(ENTRIES)
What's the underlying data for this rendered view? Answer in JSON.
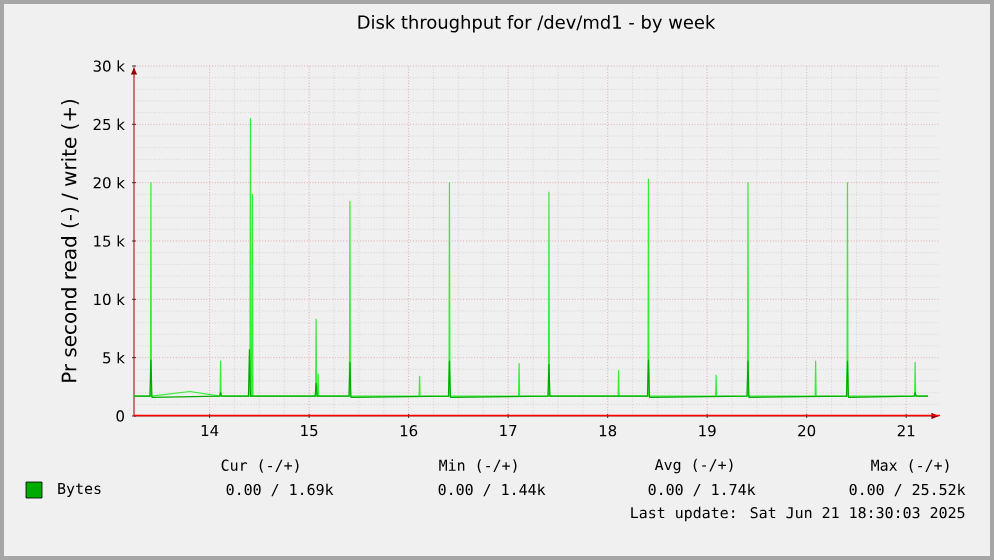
{
  "chart_data": {
    "type": "line",
    "title": "Disk throughput for /dev/md1 - by week",
    "ylabel": "Pr second read (-) / write (+)",
    "xlim": [
      13.24,
      21.34
    ],
    "xticks": [
      14,
      15,
      16,
      17,
      18,
      19,
      20,
      21
    ],
    "ylim": [
      0,
      30000
    ],
    "yticks": [
      0,
      {
        "value": 5000,
        "label": "5 k"
      },
      {
        "value": 10000,
        "label": "10 k"
      },
      {
        "value": 15000,
        "label": "15 k"
      },
      {
        "value": 20000,
        "label": "20 k"
      },
      {
        "value": 25000,
        "label": "25 k"
      },
      {
        "value": 30000,
        "label": "30 k"
      }
    ],
    "grid": true,
    "legend": "bottom left",
    "ref_lines": [
      {
        "axis": "y",
        "value": 0,
        "color": "#ff0000"
      }
    ],
    "series": [
      {
        "color": "#33ee33",
        "x": [
          13.24,
          13.405,
          13.41,
          13.415,
          13.8,
          14.105,
          14.11,
          14.115,
          14.405,
          14.41,
          14.415,
          14.425,
          14.43,
          14.435,
          15.065,
          15.07,
          15.075,
          15.085,
          15.09,
          15.095,
          15.405,
          15.41,
          15.415,
          16.105,
          16.11,
          16.115,
          16.405,
          16.41,
          16.415,
          17.105,
          17.11,
          17.115,
          17.405,
          17.41,
          17.415,
          18.105,
          18.11,
          18.115,
          18.405,
          18.41,
          18.415,
          19.085,
          19.09,
          19.095,
          19.405,
          19.41,
          19.415,
          20.085,
          20.09,
          20.095,
          20.405,
          20.41,
          20.415,
          21.085,
          21.09,
          21.095,
          21.22
        ],
        "values": [
          1700,
          1700,
          20000,
          1700,
          2100,
          1700,
          4700,
          1700,
          1700,
          25500,
          1700,
          1700,
          19000,
          1700,
          1700,
          8300,
          1700,
          1700,
          3600,
          1700,
          1700,
          18400,
          1700,
          1700,
          3400,
          1700,
          1700,
          20000,
          1700,
          1700,
          4500,
          1700,
          1700,
          19200,
          1700,
          1700,
          3900,
          1700,
          1700,
          20300,
          1700,
          1700,
          3500,
          1700,
          1700,
          20000,
          1700,
          1700,
          4700,
          1700,
          1700,
          20000,
          1700,
          1700,
          4600,
          1700,
          1700
        ]
      },
      {
        "name": "Bytes",
        "color": "#00aa00",
        "x": [
          13.24,
          13.4,
          13.41,
          13.42,
          14.1,
          14.11,
          14.12,
          14.39,
          14.4,
          14.41,
          15.06,
          15.07,
          15.08,
          15.4,
          15.41,
          15.42,
          16.4,
          16.41,
          16.42,
          17.4,
          17.41,
          17.42,
          18.4,
          18.41,
          18.42,
          19.4,
          19.41,
          19.42,
          20.4,
          20.41,
          20.42,
          21.08,
          21.09,
          21.1,
          21.22
        ],
        "values": [
          1700,
          1700,
          4800,
          1600,
          1700,
          2000,
          1700,
          1700,
          5700,
          1700,
          1700,
          2800,
          1700,
          1700,
          4600,
          1600,
          1700,
          4700,
          1600,
          1700,
          4400,
          1700,
          1700,
          4800,
          1600,
          1700,
          4700,
          1600,
          1700,
          4700,
          1600,
          1700,
          2000,
          1700,
          1700
        ]
      }
    ],
    "annotations": [
      "Cur (-/+)",
      "Min (-/+)",
      "Avg (-/+)",
      "Max (-/+)",
      "0.00 / 1.69k",
      "0.00 / 1.44k",
      "0.00 / 1.74k",
      "0.00 / 25.52k",
      "Last update: Sat Jun 21 18:30:03 2025"
    ]
  }
}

(WRITTEN EXERCISE) Keep the pictures out and write out the records exactly.

(RESPONSE TO THIS TASK)
What's the underlying data for this rendered view? Answer in JSON.
{
  "chart_data": {
    "type": "line",
    "title": "Disk throughput for /dev/md1 - by week",
    "ylabel": "Pr second read (-) / write (+)",
    "xlim": [
      13.24,
      21.34
    ],
    "xticks": [
      14,
      15,
      16,
      17,
      18,
      19,
      20,
      21
    ],
    "ylim": [
      0,
      30000
    ],
    "yticks": [
      0,
      {
        "value": 5000,
        "label": "5 k"
      },
      {
        "value": 10000,
        "label": "10 k"
      },
      {
        "value": 15000,
        "label": "15 k"
      },
      {
        "value": 20000,
        "label": "20 k"
      },
      {
        "value": 25000,
        "label": "25 k"
      },
      {
        "value": 30000,
        "label": "30 k"
      }
    ],
    "grid": true,
    "legend": "bottom left",
    "ref_lines": [
      {
        "axis": "y",
        "value": 0,
        "color": "#ff0000"
      }
    ],
    "series": [
      {
        "color": "#33ee33",
        "x": [
          13.24,
          13.405,
          13.41,
          13.415,
          13.8,
          14.105,
          14.11,
          14.115,
          14.405,
          14.41,
          14.415,
          14.425,
          14.43,
          14.435,
          15.065,
          15.07,
          15.075,
          15.085,
          15.09,
          15.095,
          15.405,
          15.41,
          15.415,
          16.105,
          16.11,
          16.115,
          16.405,
          16.41,
          16.415,
          17.105,
          17.11,
          17.115,
          17.405,
          17.41,
          17.415,
          18.105,
          18.11,
          18.115,
          18.405,
          18.41,
          18.415,
          19.085,
          19.09,
          19.095,
          19.405,
          19.41,
          19.415,
          20.085,
          20.09,
          20.095,
          20.405,
          20.41,
          20.415,
          21.085,
          21.09,
          21.095,
          21.22
        ],
        "values": [
          1700,
          1700,
          20000,
          1700,
          2100,
          1700,
          4700,
          1700,
          1700,
          25500,
          1700,
          1700,
          19000,
          1700,
          1700,
          8300,
          1700,
          1700,
          3600,
          1700,
          1700,
          18400,
          1700,
          1700,
          3400,
          1700,
          1700,
          20000,
          1700,
          1700,
          4500,
          1700,
          1700,
          19200,
          1700,
          1700,
          3900,
          1700,
          1700,
          20300,
          1700,
          1700,
          3500,
          1700,
          1700,
          20000,
          1700,
          1700,
          4700,
          1700,
          1700,
          20000,
          1700,
          1700,
          4600,
          1700,
          1700
        ]
      },
      {
        "name": "Bytes",
        "color": "#00aa00",
        "x": [
          13.24,
          13.4,
          13.41,
          13.42,
          14.1,
          14.11,
          14.12,
          14.39,
          14.4,
          14.41,
          15.06,
          15.07,
          15.08,
          15.4,
          15.41,
          15.42,
          16.4,
          16.41,
          16.42,
          17.4,
          17.41,
          17.42,
          18.4,
          18.41,
          18.42,
          19.4,
          19.41,
          19.42,
          20.4,
          20.41,
          20.42,
          21.08,
          21.09,
          21.1,
          21.22
        ],
        "values": [
          1700,
          1700,
          4800,
          1600,
          1700,
          2000,
          1700,
          1700,
          5700,
          1700,
          1700,
          2800,
          1700,
          1700,
          4600,
          1600,
          1700,
          4700,
          1600,
          1700,
          4400,
          1700,
          1700,
          4800,
          1600,
          1700,
          4700,
          1600,
          1700,
          4700,
          1600,
          1700,
          2000,
          1700,
          1700
        ]
      }
    ],
    "annotations": [
      "Cur (-/+)",
      "Min (-/+)",
      "Avg (-/+)",
      "Max (-/+)",
      "0.00 / 1.69k",
      "0.00 / 1.44k",
      "0.00 / 1.74k",
      "0.00 / 25.52k",
      "Last update: Sat Jun 21 18:30:03 2025"
    ]
  }
}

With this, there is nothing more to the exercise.